(Extracts from a graphics dataset)
:::::
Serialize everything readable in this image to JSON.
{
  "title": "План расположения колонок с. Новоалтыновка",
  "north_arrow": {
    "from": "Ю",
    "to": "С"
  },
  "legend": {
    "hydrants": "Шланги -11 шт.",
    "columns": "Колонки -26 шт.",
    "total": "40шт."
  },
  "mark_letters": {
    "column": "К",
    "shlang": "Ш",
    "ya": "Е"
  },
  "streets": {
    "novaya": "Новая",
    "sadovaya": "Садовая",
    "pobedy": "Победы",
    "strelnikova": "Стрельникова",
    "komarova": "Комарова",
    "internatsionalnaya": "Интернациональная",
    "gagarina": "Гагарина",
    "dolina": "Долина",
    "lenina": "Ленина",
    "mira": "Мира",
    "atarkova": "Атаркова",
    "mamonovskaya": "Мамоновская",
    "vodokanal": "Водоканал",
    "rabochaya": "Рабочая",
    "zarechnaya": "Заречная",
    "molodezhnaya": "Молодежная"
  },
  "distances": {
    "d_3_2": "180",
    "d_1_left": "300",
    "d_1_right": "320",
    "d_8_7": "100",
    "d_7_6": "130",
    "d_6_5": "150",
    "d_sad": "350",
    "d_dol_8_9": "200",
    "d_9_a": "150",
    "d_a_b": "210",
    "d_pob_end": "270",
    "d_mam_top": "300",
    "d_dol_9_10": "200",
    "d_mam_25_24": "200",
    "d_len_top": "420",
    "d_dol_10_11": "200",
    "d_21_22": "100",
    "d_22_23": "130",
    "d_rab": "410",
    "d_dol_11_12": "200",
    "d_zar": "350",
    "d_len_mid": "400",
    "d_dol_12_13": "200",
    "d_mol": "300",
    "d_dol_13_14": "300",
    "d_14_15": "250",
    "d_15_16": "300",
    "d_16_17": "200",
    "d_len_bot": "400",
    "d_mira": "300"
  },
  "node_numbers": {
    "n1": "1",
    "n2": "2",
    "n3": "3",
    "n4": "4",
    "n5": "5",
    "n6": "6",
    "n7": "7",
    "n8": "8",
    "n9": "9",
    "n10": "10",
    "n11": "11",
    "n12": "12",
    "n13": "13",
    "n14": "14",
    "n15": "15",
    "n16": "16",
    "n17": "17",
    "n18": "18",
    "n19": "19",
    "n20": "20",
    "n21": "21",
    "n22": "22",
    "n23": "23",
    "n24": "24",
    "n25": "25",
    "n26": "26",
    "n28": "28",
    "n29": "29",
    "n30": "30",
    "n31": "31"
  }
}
:::::
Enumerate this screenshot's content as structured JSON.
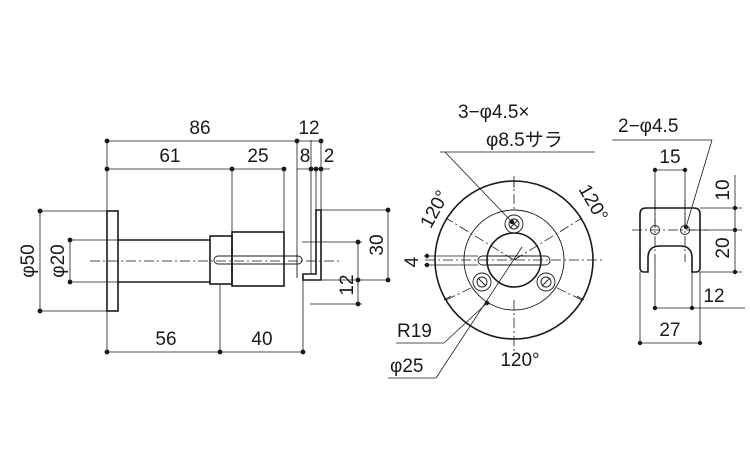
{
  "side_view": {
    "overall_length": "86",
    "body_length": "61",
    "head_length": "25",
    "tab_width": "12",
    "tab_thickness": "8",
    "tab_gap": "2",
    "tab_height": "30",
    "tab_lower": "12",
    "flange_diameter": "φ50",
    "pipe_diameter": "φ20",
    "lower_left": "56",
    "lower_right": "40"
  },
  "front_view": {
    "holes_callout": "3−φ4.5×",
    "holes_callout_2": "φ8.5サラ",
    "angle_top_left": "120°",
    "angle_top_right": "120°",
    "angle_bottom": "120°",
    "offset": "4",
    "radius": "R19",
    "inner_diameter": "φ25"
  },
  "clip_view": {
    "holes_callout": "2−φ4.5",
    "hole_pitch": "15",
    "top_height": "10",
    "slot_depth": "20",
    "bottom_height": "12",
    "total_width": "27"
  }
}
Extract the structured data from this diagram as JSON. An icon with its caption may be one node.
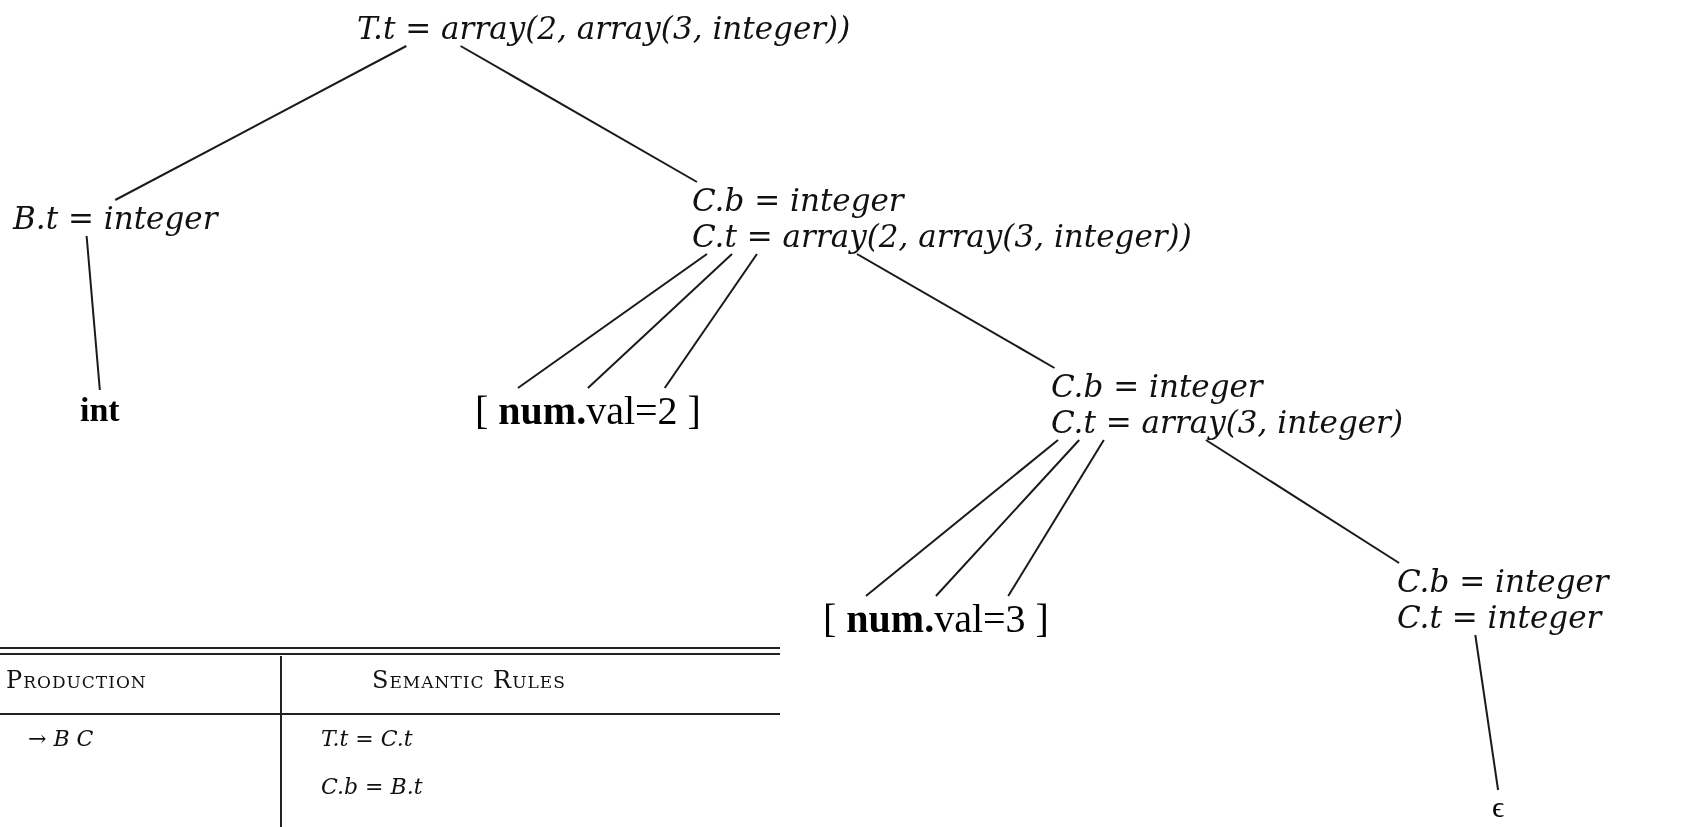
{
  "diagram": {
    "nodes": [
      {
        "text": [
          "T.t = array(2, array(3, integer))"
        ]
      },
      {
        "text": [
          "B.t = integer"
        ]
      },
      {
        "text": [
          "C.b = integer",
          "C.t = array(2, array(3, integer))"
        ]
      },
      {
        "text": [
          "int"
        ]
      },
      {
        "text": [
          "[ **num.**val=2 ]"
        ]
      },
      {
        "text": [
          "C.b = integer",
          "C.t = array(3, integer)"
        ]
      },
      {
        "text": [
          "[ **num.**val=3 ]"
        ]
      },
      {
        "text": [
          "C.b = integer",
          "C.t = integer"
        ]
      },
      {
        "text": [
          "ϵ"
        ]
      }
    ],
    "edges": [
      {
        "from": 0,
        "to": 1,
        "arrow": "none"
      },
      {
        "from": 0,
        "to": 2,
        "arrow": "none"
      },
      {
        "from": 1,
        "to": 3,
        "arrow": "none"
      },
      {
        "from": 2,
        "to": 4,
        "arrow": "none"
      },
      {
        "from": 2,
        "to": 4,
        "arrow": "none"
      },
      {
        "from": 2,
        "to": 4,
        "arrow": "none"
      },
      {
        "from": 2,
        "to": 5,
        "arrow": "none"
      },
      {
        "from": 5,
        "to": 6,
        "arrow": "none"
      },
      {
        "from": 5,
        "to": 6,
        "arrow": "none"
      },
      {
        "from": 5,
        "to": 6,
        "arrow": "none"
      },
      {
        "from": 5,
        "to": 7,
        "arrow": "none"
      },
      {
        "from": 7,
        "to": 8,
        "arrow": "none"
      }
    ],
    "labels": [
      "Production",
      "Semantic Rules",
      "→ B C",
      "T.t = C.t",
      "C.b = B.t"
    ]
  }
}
:::::
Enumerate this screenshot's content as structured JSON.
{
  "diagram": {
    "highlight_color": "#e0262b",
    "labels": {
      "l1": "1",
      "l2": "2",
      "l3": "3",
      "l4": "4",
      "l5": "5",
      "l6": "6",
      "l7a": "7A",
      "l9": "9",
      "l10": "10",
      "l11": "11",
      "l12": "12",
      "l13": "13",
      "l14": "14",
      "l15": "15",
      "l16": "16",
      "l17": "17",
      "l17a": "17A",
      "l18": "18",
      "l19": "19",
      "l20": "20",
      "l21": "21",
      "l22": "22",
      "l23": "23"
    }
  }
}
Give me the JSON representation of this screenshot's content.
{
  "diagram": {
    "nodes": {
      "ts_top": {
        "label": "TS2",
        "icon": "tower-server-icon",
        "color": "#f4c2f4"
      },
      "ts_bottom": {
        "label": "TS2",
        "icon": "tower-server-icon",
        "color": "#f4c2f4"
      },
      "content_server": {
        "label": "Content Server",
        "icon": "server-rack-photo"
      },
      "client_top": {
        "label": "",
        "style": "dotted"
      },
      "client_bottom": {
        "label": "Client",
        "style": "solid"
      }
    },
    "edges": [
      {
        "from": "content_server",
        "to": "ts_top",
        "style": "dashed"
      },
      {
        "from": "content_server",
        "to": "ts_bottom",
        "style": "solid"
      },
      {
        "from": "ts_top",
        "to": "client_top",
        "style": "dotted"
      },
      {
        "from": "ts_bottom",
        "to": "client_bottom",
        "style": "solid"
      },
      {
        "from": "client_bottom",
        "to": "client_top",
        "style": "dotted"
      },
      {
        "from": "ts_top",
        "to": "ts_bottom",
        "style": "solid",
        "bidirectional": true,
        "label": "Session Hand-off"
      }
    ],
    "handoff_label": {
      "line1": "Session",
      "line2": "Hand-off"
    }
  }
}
:::::
*Task directions*: Track down every line of the material containing the string "this", and copy it.

*The answer*:
Serialize everything readable in this image to JSON.
Enumerate this screenshot's content as structured JSON.
Extract the structured data from this diagram as JSON. An icon with its caption may be one node.
Enumerate this screenshot's content as structured JSON.
Give me the JSON representation of this screenshot's content.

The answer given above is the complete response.